THE TASK: The answer should contain each record below, repeated exactly.

Data extracted from a collection
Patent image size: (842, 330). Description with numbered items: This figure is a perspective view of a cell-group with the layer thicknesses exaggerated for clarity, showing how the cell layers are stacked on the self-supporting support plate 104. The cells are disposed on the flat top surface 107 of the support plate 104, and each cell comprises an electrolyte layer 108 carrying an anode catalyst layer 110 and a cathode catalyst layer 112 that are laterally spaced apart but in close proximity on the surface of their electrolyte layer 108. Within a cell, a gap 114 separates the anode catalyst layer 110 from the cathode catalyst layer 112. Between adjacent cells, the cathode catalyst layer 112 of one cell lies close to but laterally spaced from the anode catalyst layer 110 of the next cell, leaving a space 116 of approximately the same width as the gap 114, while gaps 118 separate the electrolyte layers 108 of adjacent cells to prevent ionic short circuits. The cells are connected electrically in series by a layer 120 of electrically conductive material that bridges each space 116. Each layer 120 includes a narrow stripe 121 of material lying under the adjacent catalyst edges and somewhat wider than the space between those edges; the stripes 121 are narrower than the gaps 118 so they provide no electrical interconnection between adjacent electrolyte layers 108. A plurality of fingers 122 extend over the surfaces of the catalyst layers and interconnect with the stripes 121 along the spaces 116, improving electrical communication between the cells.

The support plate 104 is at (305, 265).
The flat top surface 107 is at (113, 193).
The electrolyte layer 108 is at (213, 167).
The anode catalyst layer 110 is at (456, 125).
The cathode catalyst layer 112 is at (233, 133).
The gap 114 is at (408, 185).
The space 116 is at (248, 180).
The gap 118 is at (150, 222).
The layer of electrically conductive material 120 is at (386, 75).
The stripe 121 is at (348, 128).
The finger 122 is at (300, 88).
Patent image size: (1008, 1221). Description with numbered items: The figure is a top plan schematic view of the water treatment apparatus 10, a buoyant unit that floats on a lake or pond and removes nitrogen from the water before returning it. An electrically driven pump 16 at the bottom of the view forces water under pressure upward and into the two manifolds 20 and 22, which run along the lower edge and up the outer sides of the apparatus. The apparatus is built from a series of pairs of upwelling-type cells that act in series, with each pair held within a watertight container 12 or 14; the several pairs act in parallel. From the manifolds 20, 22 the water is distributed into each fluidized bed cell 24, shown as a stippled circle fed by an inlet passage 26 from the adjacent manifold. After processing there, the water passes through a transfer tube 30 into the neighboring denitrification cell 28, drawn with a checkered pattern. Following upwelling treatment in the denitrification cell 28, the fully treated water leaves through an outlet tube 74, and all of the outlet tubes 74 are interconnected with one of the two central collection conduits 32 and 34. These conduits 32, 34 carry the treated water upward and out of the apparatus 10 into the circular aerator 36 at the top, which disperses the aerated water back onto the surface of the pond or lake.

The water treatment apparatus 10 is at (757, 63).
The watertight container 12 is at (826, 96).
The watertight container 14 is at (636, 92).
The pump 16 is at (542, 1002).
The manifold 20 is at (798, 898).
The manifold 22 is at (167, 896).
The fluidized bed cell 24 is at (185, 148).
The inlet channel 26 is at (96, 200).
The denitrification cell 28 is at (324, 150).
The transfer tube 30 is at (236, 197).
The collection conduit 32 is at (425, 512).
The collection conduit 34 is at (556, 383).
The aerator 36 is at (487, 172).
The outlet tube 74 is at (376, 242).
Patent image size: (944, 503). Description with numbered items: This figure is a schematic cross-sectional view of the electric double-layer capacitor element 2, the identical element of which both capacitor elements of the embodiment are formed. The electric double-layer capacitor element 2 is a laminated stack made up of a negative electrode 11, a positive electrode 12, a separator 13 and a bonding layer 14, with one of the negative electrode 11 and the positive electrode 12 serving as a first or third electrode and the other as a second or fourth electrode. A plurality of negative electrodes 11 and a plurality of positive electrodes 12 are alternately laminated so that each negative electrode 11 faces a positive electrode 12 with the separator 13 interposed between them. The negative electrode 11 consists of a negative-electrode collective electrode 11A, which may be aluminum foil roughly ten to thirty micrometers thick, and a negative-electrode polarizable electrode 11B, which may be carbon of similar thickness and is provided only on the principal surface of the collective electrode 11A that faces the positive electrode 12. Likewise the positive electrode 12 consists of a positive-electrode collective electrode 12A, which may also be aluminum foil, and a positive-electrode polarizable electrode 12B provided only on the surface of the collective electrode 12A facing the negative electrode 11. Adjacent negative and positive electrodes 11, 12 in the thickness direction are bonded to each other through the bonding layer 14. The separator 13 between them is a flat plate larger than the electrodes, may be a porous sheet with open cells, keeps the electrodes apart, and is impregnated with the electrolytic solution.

EXERCISE ANSWER:
Patent image size: (842, 330). Description with numbered items: This figure is a perspective view of a cell-group with the layer thicknesses exaggerated for clarity, showing how the cell layers are stacked on the self-supporting support plate 104. The cells are disposed on the flat top surface 107 of the support plate 104, and each cell comprises an electrolyte layer 108 carrying an anode catalyst layer 110 and a cathode catalyst layer 112 that are laterally spaced apart but in close proximity on the surface of their electrolyte layer 108. Within a cell, a gap 114 separates the anode catalyst layer 110 from the cathode catalyst layer 112. Between adjacent cells, the cathode catalyst layer 112 of one cell lies close to but laterally spaced from the anode catalyst layer 110 of the next cell, leaving a space 116 of approximately the same width as the gap 114, while gaps 118 separate the electrolyte layers 108 of adjacent cells to prevent ionic short circuits. The cells are connected electrically in series by a layer 120 of electrically conductive material that bridges each space 116. Each layer 120 includes a narrow stripe 121 of material lying under the adjacent catalyst edges and somewhat wider than the space between those edges; the stripes 121 are narrower than the gaps 118 so they provide no electrical interconnection between adjacent electrolyte layers 108. A plurality of fingers 122 extend over the surfaces of the catalyst layers and interconnect with the stripes 121 along the spaces 116, improving electrical communication between the cells.

The support plate 104 is at (305, 265).
The flat top surface 107 is at (113, 193).
The electrolyte layer 108 is at (213, 167).
The anode catalyst layer 110 is at (456, 125).
The cathode catalyst layer 112 is at (233, 133).
The gap 114 is at (408, 185).
The space 116 is at (248, 180).
The gap 118 is at (150, 222).
The layer of electrically conductive material 120 is at (386, 75).
The stripe 121 is at (348, 128).
The finger 122 is at (300, 88).
Patent image size: (1008, 1221). Description with numbered items: The figure is a top plan schematic view of the water treatment apparatus 10, a buoyant unit that floats on a lake or pond and removes nitrogen from the water before returning it. An electrically driven pump 16 at the bottom of the view forces water under pressure upward and into the two manifolds 20 and 22, which run along the lower edge and up the outer sides of the apparatus. The apparatus is built from a series of pairs of upwelling-type cells that act in series, with each pair held within a watertight container 12 or 14; the several pairs act in parallel. From the manifolds 20, 22 the water is distributed into each fluidized bed cell 24, shown as a stippled circle fed by an inlet passage 26 from the adjacent manifold. After processing there, the water passes through a transfer tube 30 into the neighboring denitrification cell 28, drawn with a checkered pattern. Following upwelling treatment in the denitrification cell 28, the fully treated water leaves through an outlet tube 74, and all of the outlet tubes 74 are interconnected with one of the two central collection conduits 32 and 34. These conduits 32, 34 carry the treated water upward and out of the apparatus 10 into the circular aerator 36 at the top, which disperses the aerated water back onto the surface of the pond or lake.

The water treatment apparatus 10 is at (757, 63).
The watertight container 12 is at (826, 96).
The watertight container 14 is at (636, 92).
The pump 16 is at (542, 1002).
The manifold 20 is at (798, 898).
The manifold 22 is at (167, 896).
The fluidized bed cell 24 is at (185, 148).
The inlet channel 26 is at (96, 200).
The denitrification cell 28 is at (324, 150).
The transfer tube 30 is at (236, 197).
The collection conduit 32 is at (425, 512).
The collection conduit 34 is at (556, 383).
The aerator 36 is at (487, 172).
The outlet tube 74 is at (376, 242).
Patent image size: (944, 503). Description with numbered items: This figure is a schematic cross-sectional view of the electric double-layer capacitor element 2, the identical element of which both capacitor elements of the embodiment are formed. The electric double-layer capacitor element 2 is a laminated stack made up of a negative electrode 11, a positive electrode 12, a separator 13 and a bonding layer 14, with one of the negative electrode 11 and the positive electrode 12 serving as a first or third electrode and the other as a second or fourth electrode. A plurality of negative electrodes 11 and a plurality of positive electrodes 12 are alternately laminated so that each negative electrode 11 faces a positive electrode 12 with the separator 13 interposed between them. The negative electrode 11 consists of a negative-electrode collective electrode 11A, which may be aluminum foil roughly ten to thirty micrometers thick, and a negative-electrode polarizable electrode 11B, which may be carbon of similar thickness and is provided only on the principal surface of the collective electrode 11A that faces the positive electrode 12. Likewise the positive electrode 12 consists of a positive-electrode collective electrode 12A, which may also be aluminum foil, and a positive-electrode polarizable electrode 12B provided only on the surface of the collective electrode 12A facing the negative electrode 11. Adjacent negative and positive electrodes 11, 12 in the thickness direction are bonded to each other through the bonding layer 14. The separator 13 between them is a flat plate larger than the electrodes, may be a porous sheet with open cells, keeps the electrodes apart, and is impregnated with the electrolytic solution.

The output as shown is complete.